(Figure record listings)

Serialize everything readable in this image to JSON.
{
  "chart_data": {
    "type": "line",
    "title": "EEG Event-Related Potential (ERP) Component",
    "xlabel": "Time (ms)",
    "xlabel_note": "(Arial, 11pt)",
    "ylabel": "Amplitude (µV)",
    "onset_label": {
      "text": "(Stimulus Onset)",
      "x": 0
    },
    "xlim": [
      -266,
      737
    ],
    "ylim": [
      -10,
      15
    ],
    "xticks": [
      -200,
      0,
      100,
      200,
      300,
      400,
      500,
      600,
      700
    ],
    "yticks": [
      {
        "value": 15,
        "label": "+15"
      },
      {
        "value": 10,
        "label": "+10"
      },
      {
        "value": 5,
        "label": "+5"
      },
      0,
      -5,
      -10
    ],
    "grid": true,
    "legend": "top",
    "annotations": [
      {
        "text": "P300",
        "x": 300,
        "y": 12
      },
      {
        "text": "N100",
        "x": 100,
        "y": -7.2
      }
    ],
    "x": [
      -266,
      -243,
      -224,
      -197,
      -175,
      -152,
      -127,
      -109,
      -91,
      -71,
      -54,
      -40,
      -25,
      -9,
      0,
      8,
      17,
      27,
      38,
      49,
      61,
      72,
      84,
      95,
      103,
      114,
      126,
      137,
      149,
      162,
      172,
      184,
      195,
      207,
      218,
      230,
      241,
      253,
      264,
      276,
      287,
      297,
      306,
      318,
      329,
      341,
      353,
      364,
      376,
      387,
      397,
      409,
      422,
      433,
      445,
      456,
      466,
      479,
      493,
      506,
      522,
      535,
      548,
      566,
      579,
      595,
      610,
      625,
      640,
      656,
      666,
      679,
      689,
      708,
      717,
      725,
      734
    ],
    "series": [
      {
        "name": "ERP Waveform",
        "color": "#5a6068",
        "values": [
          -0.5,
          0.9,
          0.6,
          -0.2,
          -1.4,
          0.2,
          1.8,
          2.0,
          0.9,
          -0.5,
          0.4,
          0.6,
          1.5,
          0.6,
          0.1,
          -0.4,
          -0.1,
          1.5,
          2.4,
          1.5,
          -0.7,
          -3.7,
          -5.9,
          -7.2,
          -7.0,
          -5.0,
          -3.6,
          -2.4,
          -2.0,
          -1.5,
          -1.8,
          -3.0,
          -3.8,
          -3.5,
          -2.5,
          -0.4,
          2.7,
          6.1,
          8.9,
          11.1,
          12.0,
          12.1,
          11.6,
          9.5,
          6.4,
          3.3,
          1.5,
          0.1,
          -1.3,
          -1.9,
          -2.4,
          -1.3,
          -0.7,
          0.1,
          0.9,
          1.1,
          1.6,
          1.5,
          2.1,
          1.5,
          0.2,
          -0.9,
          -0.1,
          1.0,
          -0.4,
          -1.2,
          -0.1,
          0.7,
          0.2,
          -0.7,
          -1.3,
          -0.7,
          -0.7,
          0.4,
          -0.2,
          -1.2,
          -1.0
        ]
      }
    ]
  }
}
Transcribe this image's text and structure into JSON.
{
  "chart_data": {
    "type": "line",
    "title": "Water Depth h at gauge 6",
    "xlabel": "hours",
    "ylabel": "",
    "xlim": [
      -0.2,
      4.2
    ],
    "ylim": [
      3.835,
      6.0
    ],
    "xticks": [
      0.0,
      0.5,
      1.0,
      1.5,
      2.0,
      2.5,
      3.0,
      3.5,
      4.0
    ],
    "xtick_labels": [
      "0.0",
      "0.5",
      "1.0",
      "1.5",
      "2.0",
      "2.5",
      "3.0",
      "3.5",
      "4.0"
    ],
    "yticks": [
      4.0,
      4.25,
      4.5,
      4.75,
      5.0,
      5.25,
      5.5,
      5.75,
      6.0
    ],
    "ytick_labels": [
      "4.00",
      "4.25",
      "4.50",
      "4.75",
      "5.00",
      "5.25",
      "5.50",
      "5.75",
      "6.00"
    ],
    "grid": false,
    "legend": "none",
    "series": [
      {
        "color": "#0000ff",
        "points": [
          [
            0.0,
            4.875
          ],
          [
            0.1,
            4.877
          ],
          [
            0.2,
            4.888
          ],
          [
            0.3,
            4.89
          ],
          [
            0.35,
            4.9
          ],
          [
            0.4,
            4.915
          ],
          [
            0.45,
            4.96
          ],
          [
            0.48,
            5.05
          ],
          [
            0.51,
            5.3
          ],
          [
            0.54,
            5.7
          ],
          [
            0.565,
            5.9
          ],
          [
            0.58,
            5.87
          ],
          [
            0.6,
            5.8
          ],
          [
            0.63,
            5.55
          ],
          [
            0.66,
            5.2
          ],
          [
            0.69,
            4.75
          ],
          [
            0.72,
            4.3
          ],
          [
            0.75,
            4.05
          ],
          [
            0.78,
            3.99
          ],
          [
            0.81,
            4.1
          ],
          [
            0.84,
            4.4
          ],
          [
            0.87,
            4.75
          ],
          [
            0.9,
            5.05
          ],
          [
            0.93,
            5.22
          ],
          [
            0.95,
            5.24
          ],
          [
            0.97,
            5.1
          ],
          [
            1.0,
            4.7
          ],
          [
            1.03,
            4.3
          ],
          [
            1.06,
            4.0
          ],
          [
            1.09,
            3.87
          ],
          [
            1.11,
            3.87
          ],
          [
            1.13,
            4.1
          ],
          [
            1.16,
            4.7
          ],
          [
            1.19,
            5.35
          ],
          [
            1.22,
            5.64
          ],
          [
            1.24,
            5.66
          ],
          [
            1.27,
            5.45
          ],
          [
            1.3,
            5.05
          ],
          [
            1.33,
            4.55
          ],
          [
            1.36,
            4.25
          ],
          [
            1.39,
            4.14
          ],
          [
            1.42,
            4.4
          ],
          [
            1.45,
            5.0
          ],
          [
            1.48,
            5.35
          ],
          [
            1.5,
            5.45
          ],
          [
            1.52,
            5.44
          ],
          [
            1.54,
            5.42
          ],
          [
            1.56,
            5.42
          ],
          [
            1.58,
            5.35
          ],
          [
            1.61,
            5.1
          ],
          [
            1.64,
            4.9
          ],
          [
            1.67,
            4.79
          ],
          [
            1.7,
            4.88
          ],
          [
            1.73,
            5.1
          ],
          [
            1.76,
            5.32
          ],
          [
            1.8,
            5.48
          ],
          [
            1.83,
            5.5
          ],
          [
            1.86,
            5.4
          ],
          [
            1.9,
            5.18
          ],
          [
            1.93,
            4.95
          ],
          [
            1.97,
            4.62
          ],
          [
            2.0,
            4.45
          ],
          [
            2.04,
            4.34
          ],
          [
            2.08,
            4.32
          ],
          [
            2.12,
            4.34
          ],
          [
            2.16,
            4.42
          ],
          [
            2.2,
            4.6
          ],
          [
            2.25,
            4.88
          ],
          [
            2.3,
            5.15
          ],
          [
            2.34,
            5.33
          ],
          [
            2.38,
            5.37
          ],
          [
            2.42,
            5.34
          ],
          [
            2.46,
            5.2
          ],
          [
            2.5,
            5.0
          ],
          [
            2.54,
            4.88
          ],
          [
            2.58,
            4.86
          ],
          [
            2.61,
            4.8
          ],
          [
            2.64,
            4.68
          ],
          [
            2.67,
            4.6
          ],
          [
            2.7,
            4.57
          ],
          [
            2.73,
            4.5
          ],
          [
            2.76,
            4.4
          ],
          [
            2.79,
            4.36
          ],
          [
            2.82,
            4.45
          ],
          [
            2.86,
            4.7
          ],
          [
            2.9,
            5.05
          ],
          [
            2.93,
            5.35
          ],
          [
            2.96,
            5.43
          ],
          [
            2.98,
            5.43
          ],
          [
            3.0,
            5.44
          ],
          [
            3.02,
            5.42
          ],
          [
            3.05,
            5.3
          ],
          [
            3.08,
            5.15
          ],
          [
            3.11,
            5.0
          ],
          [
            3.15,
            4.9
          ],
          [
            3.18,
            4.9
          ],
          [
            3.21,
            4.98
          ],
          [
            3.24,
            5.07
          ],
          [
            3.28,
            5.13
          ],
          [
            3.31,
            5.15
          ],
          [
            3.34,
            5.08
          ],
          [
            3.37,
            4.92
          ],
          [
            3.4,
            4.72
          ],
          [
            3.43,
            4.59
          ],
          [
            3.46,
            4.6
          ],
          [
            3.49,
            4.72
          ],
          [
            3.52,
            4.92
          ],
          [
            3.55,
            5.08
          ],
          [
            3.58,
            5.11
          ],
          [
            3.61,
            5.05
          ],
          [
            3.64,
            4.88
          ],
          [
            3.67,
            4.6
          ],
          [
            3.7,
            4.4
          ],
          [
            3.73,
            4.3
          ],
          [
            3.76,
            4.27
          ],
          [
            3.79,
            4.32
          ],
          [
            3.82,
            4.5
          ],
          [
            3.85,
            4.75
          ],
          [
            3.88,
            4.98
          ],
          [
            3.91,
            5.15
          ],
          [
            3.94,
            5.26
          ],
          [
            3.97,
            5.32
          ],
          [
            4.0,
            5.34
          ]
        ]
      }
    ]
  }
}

Task prompt
Check each line of the records for the word "image" and extract those that contain it.

Response
Serialize everything readable in this image to JSON.
Transcribe this image's text and structure into JSON.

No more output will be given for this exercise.